● WHAT THE EXERCISE ASKS:
Every entry must be copied word for word.

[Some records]
+++++

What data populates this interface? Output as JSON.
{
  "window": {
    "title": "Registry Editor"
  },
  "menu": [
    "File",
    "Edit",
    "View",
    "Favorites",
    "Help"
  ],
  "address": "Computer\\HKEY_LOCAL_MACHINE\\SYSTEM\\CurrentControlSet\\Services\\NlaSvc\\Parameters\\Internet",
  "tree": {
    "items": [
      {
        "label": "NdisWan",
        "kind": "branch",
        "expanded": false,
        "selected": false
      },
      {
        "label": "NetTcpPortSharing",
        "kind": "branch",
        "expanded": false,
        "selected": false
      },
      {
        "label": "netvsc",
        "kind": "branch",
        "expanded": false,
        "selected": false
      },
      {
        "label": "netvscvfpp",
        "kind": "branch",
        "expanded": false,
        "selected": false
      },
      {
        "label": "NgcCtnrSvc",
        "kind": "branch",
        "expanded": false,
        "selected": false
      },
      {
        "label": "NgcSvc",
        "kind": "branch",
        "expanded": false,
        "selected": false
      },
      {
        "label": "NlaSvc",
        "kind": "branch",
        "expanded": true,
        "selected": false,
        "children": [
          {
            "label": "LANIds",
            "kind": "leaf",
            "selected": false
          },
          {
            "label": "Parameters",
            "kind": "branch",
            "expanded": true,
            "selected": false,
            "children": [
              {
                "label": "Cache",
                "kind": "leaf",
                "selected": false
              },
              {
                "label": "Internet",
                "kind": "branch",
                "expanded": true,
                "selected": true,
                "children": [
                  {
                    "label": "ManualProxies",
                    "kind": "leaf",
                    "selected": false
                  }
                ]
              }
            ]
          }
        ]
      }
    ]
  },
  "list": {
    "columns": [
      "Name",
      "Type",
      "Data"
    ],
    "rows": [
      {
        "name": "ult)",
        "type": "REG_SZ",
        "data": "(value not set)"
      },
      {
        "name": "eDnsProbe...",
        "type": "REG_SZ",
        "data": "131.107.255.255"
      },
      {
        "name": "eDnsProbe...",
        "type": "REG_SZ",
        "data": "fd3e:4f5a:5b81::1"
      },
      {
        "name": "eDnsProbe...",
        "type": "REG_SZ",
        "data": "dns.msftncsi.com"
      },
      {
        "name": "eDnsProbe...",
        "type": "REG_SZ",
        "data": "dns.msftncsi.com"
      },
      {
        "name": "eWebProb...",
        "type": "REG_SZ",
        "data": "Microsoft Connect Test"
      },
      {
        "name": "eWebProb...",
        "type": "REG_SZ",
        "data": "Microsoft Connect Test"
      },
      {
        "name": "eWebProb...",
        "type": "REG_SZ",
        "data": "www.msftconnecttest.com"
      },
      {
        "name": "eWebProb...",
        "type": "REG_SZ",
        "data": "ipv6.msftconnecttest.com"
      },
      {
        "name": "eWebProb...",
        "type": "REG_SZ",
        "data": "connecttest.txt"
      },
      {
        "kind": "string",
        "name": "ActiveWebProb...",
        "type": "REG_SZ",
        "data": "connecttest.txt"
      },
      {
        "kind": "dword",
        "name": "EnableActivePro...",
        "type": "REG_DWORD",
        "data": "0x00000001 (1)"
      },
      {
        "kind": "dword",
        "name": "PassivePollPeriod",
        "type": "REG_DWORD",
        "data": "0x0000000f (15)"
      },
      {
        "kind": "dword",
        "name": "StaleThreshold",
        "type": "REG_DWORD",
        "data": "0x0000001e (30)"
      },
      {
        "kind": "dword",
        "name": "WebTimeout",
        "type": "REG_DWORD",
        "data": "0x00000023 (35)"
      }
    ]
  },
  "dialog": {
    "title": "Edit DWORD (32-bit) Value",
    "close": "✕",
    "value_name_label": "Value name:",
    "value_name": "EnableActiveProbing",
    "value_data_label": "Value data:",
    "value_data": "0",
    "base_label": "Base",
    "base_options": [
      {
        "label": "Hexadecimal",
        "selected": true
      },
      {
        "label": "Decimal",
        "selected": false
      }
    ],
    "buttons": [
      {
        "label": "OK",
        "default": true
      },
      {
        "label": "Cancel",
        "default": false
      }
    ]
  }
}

+++++

● SOLVED PROBLEM:
What data populates this interface? Output as JSON.
{
  "window": {
    "title": "Registry Editor"
  },
  "menu": [
    "File",
    "Edit",
    "View",
    "Favorites",
    "Help"
  ],
  "address": "Computer\\HKEY_LOCAL_MACHINE\\SYSTEM\\CurrentControlSet\\Services\\NlaSvc\\Parameters\\Internet",
  "tree": {
    "items": [
      {
        "label": "NdisWan",
        "kind": "branch",
        "expanded": false,
        "selected": false
      },
      {
        "label": "NetTcpPortSharing",
        "kind": "branch",
        "expanded": false,
        "selected": false
      },
      {
        "label": "netvsc",
        "kind": "branch",
        "expanded": false,
        "selected": false
      },
      {
        "label": "netvscvfpp",
        "kind": "branch",
        "expanded": false,
        "selected": false
      },
      {
        "label": "NgcCtnrSvc",
        "kind": "branch",
        "expanded": false,
        "selected": false
      },
      {
        "label": "NgcSvc",
        "kind": "branch",
        "expanded": false,
        "selected": false
      },
      {
        "label": "NlaSvc",
        "kind": "branch",
        "expanded": true,
        "selected": false,
        "children": [
          {
            "label": "LANIds",
            "kind": "leaf",
            "selected": false
          },
          {
            "label": "Parameters",
            "kind": "branch",
            "expanded": true,
            "selected": false,
            "children": [
              {
                "label": "Cache",
                "kind": "leaf",
                "selected": false
              },
              {
                "label": "Internet",
                "kind": "branch",
                "expanded": true,
                "selected": true,
                "children": [
                  {
                    "label": "ManualProxies",
                    "kind": "leaf",
                    "selected": false
                  }
                ]
              }
            ]
          }
        ]
      }
    ]
  },
  "list": {
    "columns": [
      "Name",
      "Type",
      "Data"
    ],
    "rows": [
      {
        "name": "ult)",
        "type": "REG_SZ",
        "data": "(value not set)"
      },
      {
        "name": "eDnsProbe...",
        "type": "REG_SZ",
        "data": "131.107.255.255"
      },
      {
        "name": "eDnsProbe...",
        "type": "REG_SZ",
        "data": "fd3e:4f5a:5b81::1"
      },
      {
        "name": "eDnsProbe...",
        "type": "REG_SZ",
        "data": "dns.msftncsi.com"
      },
      {
        "name": "eDnsProbe...",
        "type": "REG_SZ",
        "data": "dns.msftncsi.com"
      },
      {
        "name": "eWebProb...",
        "type": "REG_SZ",
        "data": "Microsoft Connect Test"
      },
      {
        "name": "eWebProb...",
        "type": "REG_SZ",
        "data": "Microsoft Connect Test"
      },
      {
        "name": "eWebProb...",
        "type": "REG_SZ",
        "data": "www.msftconnecttest.com"
      },
      {
        "name": "eWebProb...",
        "type": "REG_SZ",
        "data": "ipv6.msftconnecttest.com"
      },
      {
        "name": "eWebProb...",
        "type": "REG_SZ",
        "data": "connecttest.txt"
      },
      {
        "kind": "string",
        "name": "ActiveWebProb...",
        "type": "REG_SZ",
        "data": "connecttest.txt"
      },
      {
        "kind": "dword",
        "name": "EnableActivePro...",
        "type": "REG_DWORD",
        "data": "0x00000001 (1)"
      },
      {
        "kind": "dword",
        "name": "PassivePollPeriod",
        "type": "REG_DWORD",
        "data": "0x0000000f (15)"
      },
      {
        "kind": "dword",
        "name": "StaleThreshold",
        "type": "REG_DWORD",
        "data": "0x0000001e (30)"
      },
      {
        "kind": "dword",
        "name": "WebTimeout",
        "type": "REG_DWORD",
        "data": "0x00000023 (35)"
      }
    ]
  },
  "dialog": {
    "title": "Edit DWORD (32-bit) Value",
    "close": "✕",
    "value_name_label": "Value name:",
    "value_name": "EnableActiveProbing",
    "value_data_label": "Value data:",
    "value_data": "0",
    "base_label": "Base",
    "base_options": [
      {
        "label": "Hexadecimal",
        "selected": true
      },
      {
        "label": "Decimal",
        "selected": false
      }
    ],
    "buttons": [
      {
        "label": "OK",
        "default": true
      },
      {
        "label": "Cancel",
        "default": false
      }
    ]
  }
}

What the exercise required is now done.